WRITTEN INSTRUCTION:
Type every record exactly as it appears.

RECORDS PROVIDED:
--------

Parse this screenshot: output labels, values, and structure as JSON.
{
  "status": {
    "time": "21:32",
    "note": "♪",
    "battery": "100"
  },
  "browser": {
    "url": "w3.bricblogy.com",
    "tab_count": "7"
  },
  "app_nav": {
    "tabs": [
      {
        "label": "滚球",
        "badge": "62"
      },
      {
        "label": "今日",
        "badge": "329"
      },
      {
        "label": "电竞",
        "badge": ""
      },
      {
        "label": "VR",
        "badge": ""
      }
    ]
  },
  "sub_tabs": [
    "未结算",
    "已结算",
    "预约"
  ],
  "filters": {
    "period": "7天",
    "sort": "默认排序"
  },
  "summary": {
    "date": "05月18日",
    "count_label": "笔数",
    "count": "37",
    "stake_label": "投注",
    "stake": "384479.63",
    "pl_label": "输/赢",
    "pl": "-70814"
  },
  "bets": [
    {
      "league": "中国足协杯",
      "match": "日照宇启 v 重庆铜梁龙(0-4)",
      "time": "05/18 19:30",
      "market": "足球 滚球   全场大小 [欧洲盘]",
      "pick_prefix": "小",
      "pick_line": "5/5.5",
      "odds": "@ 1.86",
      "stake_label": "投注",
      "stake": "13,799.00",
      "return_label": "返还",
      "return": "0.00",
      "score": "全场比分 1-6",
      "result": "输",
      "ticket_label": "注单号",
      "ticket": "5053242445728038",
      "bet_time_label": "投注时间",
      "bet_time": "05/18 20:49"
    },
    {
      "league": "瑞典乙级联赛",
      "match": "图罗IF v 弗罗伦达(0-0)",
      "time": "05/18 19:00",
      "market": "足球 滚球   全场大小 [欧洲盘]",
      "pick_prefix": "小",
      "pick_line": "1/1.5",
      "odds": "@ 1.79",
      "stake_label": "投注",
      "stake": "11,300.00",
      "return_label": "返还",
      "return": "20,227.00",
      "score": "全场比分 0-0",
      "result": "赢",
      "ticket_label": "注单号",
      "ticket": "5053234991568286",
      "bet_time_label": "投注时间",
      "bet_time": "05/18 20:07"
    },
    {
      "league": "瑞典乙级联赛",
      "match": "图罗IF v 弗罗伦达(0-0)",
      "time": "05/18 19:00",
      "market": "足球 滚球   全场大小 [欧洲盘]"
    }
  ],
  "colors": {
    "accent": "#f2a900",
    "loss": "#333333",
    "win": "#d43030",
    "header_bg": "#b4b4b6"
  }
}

--------

THE OUTPUT:
Parse this screenshot: output labels, values, and structure as JSON.
{
  "status": {
    "time": "21:32",
    "note": "♪",
    "battery": "100"
  },
  "browser": {
    "url": "w3.bricblogy.com",
    "tab_count": "7"
  },
  "app_nav": {
    "tabs": [
      {
        "label": "滚球",
        "badge": "62"
      },
      {
        "label": "今日",
        "badge": "329"
      },
      {
        "label": "电竞",
        "badge": ""
      },
      {
        "label": "VR",
        "badge": ""
      }
    ]
  },
  "sub_tabs": [
    "未结算",
    "已结算",
    "预约"
  ],
  "filters": {
    "period": "7天",
    "sort": "默认排序"
  },
  "summary": {
    "date": "05月18日",
    "count_label": "笔数",
    "count": "37",
    "stake_label": "投注",
    "stake": "384479.63",
    "pl_label": "输/赢",
    "pl": "-70814"
  },
  "bets": [
    {
      "league": "中国足协杯",
      "match": "日照宇启 v 重庆铜梁龙(0-4)",
      "time": "05/18 19:30",
      "market": "足球 滚球   全场大小 [欧洲盘]",
      "pick_prefix": "小",
      "pick_line": "5/5.5",
      "odds": "@ 1.86",
      "stake_label": "投注",
      "stake": "13,799.00",
      "return_label": "返还",
      "return": "0.00",
      "score": "全场比分 1-6",
      "result": "输",
      "ticket_label": "注单号",
      "ticket": "5053242445728038",
      "bet_time_label": "投注时间",
      "bet_time": "05/18 20:49"
    },
    {
      "league": "瑞典乙级联赛",
      "match": "图罗IF v 弗罗伦达(0-0)",
      "time": "05/18 19:00",
      "market": "足球 滚球   全场大小 [欧洲盘]",
      "pick_prefix": "小",
      "pick_line": "1/1.5",
      "odds": "@ 1.79",
      "stake_label": "投注",
      "stake": "11,300.00",
      "return_label": "返还",
      "return": "20,227.00",
      "score": "全场比分 0-0",
      "result": "赢",
      "ticket_label": "注单号",
      "ticket": "5053234991568286",
      "bet_time_label": "投注时间",
      "bet_time": "05/18 20:07"
    },
    {
      "league": "瑞典乙级联赛",
      "match": "图罗IF v 弗罗伦达(0-0)",
      "time": "05/18 19:00",
      "market": "足球 滚球   全场大小 [欧洲盘]"
    }
  ],
  "colors": {
    "accent": "#f2a900",
    "loss": "#333333",
    "win": "#d43030",
    "header_bg": "#b4b4b6"
  }
}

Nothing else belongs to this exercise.